WHAT TO DO -
Rewrite the entries below so that every "legend-marker" becomes "legend-swatch" and nothing else changes, leaving out the pictures.

AVAILABLE RECORDS -
##########

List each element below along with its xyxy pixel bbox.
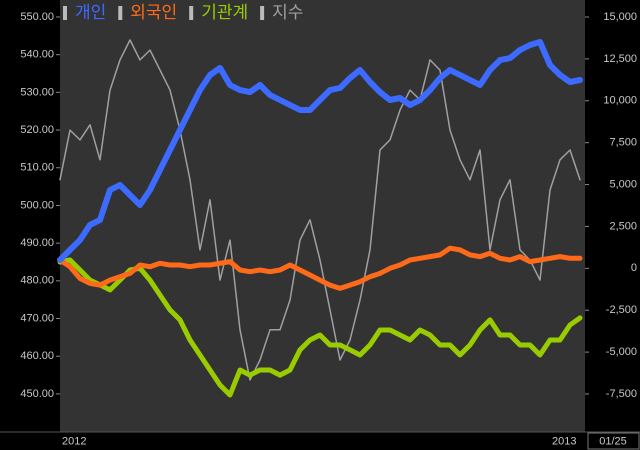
x-tick-label: 2012 — [62, 435, 86, 447]
y-tick-label: 520.00 — [20, 124, 54, 136]
last-date: 01/25 — [599, 435, 627, 447]
series-line — [57, 257, 583, 398]
y2-tick-label: 12,500 — [603, 53, 637, 65]
legend-label: 기관계 — [201, 3, 248, 23]
y-tick-label: 490.00 — [20, 237, 54, 249]
y2-tick-label: 10,000 — [603, 95, 637, 107]
y2-tick-label: 5,000 — [609, 178, 637, 190]
y-tick-label: 530.00 — [20, 86, 54, 98]
y2-tick-label: -5,000 — [606, 346, 637, 358]
legend-label: 개인 — [75, 3, 106, 23]
y-tick-label: 510.00 — [20, 162, 54, 174]
y-tick-label: 500.00 — [20, 199, 54, 211]
y2-tick-label: -7,500 — [606, 388, 637, 400]
series-line — [57, 245, 583, 291]
y2-tick-label: 15,000 — [603, 11, 637, 23]
legend-label: 지수 — [272, 3, 303, 23]
legend-marker — [118, 6, 123, 20]
legend: 개인 외국인 기관계 지수 — [63, 3, 303, 23]
y-tick-label: 460.00 — [20, 350, 54, 362]
legend-marker — [189, 6, 194, 20]
date-box — [587, 432, 640, 450]
y-tick-label: 540.00 — [20, 49, 54, 61]
y-tick-label: 480.00 — [20, 275, 54, 287]
y-tick-label: 470.00 — [20, 312, 54, 324]
series-line — [57, 39, 583, 263]
legend-marker — [63, 6, 67, 20]
series-line — [59, 39, 581, 381]
plot-area — [60, 0, 585, 432]
legend-marker — [260, 6, 265, 20]
x-tick-label: 2013 — [552, 435, 576, 447]
y-tick-label: 450.00 — [20, 388, 54, 400]
y2-tick-label: 2,500 — [609, 220, 637, 232]
legend-label: 외국인 — [130, 3, 177, 23]
y2-tick-label: -2,500 — [606, 304, 637, 316]
y-tick-label: 550.00 — [20, 11, 54, 23]
y2-tick-label: 7,500 — [609, 137, 637, 149]
y2-tick-label: 0 — [631, 262, 637, 274]
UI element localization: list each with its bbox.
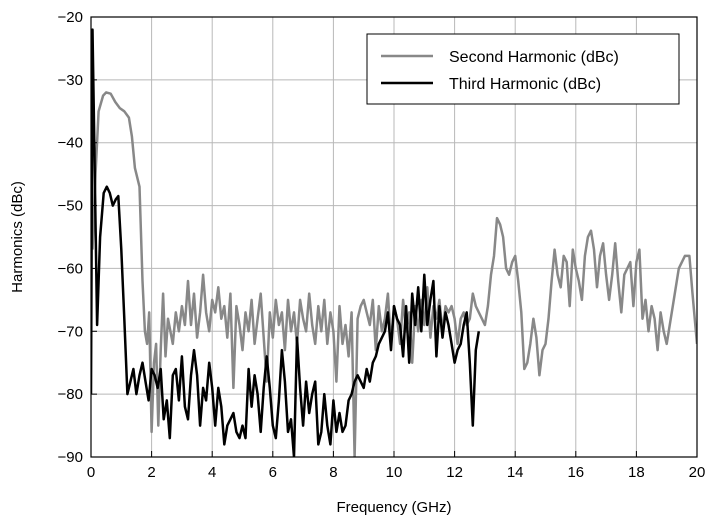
- x-tick-label-12: 12: [446, 464, 463, 481]
- x-tick-label-8: 8: [329, 464, 337, 481]
- y-tick-label-neg40: −40: [58, 135, 83, 152]
- series-line-second-harmonic: [91, 91, 697, 457]
- y-tick-label-neg60: −60: [58, 260, 83, 277]
- axis-ticks: 0 2 4 6 8 10 12 14 16 18 20 −90 −80 −70 −60 −50 −40 −30 −2…: [58, 9, 706, 481]
- legend-box: [366, 33, 680, 105]
- y-axis-title: Harmonics (dBc): [9, 181, 26, 293]
- x-tick-label-0: 0: [87, 464, 95, 481]
- x-axis-title: Frequency (GHz): [336, 499, 451, 516]
- x-tick-label-2: 2: [147, 464, 155, 481]
- y-tick-label-neg50: −50: [58, 198, 83, 215]
- series-line-third-harmonic: [91, 28, 481, 457]
- y-tick-label-neg20: −20: [58, 9, 83, 26]
- x-tick-label-20: 20: [689, 464, 706, 481]
- y-tick-label-neg80: −80: [58, 386, 83, 403]
- x-tick-label-6: 6: [269, 464, 277, 481]
- x-tick-label-16: 16: [567, 464, 584, 481]
- y-tick-label-neg70: −70: [58, 323, 83, 340]
- x-tick-label-14: 14: [507, 464, 524, 481]
- legend-label-second-harmonic: Second Harmonic (dBc): [449, 49, 619, 66]
- x-tick-label-4: 4: [208, 464, 216, 481]
- series-layer: [91, 28, 697, 457]
- legend-label-third-harmonic: Third Harmonic (dBc): [449, 76, 601, 93]
- x-tick-label-10: 10: [386, 464, 403, 481]
- y-tick-label-neg90: −90: [58, 449, 83, 466]
- x-tick-label-18: 18: [628, 464, 645, 481]
- legend: Second Harmonic (dBc) Third Harmonic (dB…: [366, 33, 680, 105]
- y-tick-label-neg30: −30: [58, 72, 83, 89]
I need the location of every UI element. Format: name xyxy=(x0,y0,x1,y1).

##########

ANSWER TO THE PROBLEM -
List each element below along with its xyxy pixel bbox.
x-tick-label: 2012 — [62, 435, 86, 447]
y-tick-label: 520.00 — [20, 124, 54, 136]
last-date: 01/25 — [599, 435, 627, 447]
series-line — [57, 257, 583, 398]
y2-tick-label: 12,500 — [603, 53, 637, 65]
legend-label: 기관계 — [201, 3, 248, 23]
y-tick-label: 490.00 — [20, 237, 54, 249]
y2-tick-label: 10,000 — [603, 95, 637, 107]
y2-tick-label: 5,000 — [609, 178, 637, 190]
y-tick-label: 530.00 — [20, 86, 54, 98]
y2-tick-label: -5,000 — [606, 346, 637, 358]
legend-label: 개인 — [75, 3, 106, 23]
y-tick-label: 510.00 — [20, 162, 54, 174]
y-tick-label: 500.00 — [20, 199, 54, 211]
y2-tick-label: -7,500 — [606, 388, 637, 400]
series-line — [57, 245, 583, 291]
y2-tick-label: 15,000 — [603, 11, 637, 23]
legend-label: 지수 — [272, 3, 303, 23]
legend-swatch — [118, 6, 123, 20]
legend: 개인 외국인 기관계 지수 — [63, 3, 303, 23]
y-tick-label: 460.00 — [20, 350, 54, 362]
legend-swatch — [189, 6, 194, 20]
date-box — [587, 432, 640, 450]
y-tick-label: 540.00 — [20, 49, 54, 61]
y-tick-label: 480.00 — [20, 275, 54, 287]
y-tick-label: 470.00 — [20, 312, 54, 324]
series-line — [57, 39, 583, 263]
legend-swatch — [63, 6, 67, 20]
series-line — [59, 39, 581, 381]
plot-area — [60, 0, 585, 432]
legend-swatch — [260, 6, 265, 20]
x-tick-label: 2013 — [552, 435, 576, 447]
y-tick-label: 450.00 — [20, 388, 54, 400]
y2-tick-label: 2,500 — [609, 220, 637, 232]
legend-label: 외국인 — [130, 3, 177, 23]
y2-tick-label: -2,500 — [606, 304, 637, 316]
y-tick-label: 550.00 — [20, 11, 54, 23]
y2-tick-label: 7,500 — [609, 137, 637, 149]
y2-tick-label: 0 — [631, 262, 637, 274]
UI element localization: list each with its bbox.
- x-tick-label-12: 12: [446, 464, 463, 481]
- x-tick-label-8: 8: [329, 464, 337, 481]
- y-tick-label-neg40: −40: [58, 135, 83, 152]
- series-line-second-harmonic: [91, 91, 697, 457]
- y-tick-label-neg60: −60: [58, 260, 83, 277]
- axis-ticks: 0 2 4 6 8 10 12 14 16 18 20 −90 −80 −70 −60 −50 −40 −30 −2…: [58, 9, 706, 481]
- legend-box: [366, 33, 680, 105]
- y-axis-title: Harmonics (dBc): [9, 181, 26, 293]
- x-tick-label-0: 0: [87, 464, 95, 481]
- x-axis-title: Frequency (GHz): [336, 499, 451, 516]
- x-tick-label-2: 2: [147, 464, 155, 481]
- y-tick-label-neg50: −50: [58, 198, 83, 215]
- series-line-third-harmonic: [91, 28, 481, 457]
- y-tick-label-neg20: −20: [58, 9, 83, 26]
- x-tick-label-20: 20: [689, 464, 706, 481]
- y-tick-label-neg80: −80: [58, 386, 83, 403]
- x-tick-label-6: 6: [269, 464, 277, 481]
- x-tick-label-16: 16: [567, 464, 584, 481]
- y-tick-label-neg70: −70: [58, 323, 83, 340]
- x-tick-label-14: 14: [507, 464, 524, 481]
- legend-label-second-harmonic: Second Harmonic (dBc): [449, 49, 619, 66]
- x-tick-label-4: 4: [208, 464, 216, 481]
- series-layer: [91, 28, 697, 457]
- legend-label-third-harmonic: Third Harmonic (dBc): [449, 76, 601, 93]
- x-tick-label-10: 10: [386, 464, 403, 481]
- y-tick-label-neg90: −90: [58, 449, 83, 466]
- x-tick-label-18: 18: [628, 464, 645, 481]
- legend: Second Harmonic (dBc) Third Harmonic (dB…: [366, 33, 680, 105]
- y-tick-label-neg30: −30: [58, 72, 83, 89]
I need the location of every UI element. Format: name xyxy=(x0,y0,x1,y1).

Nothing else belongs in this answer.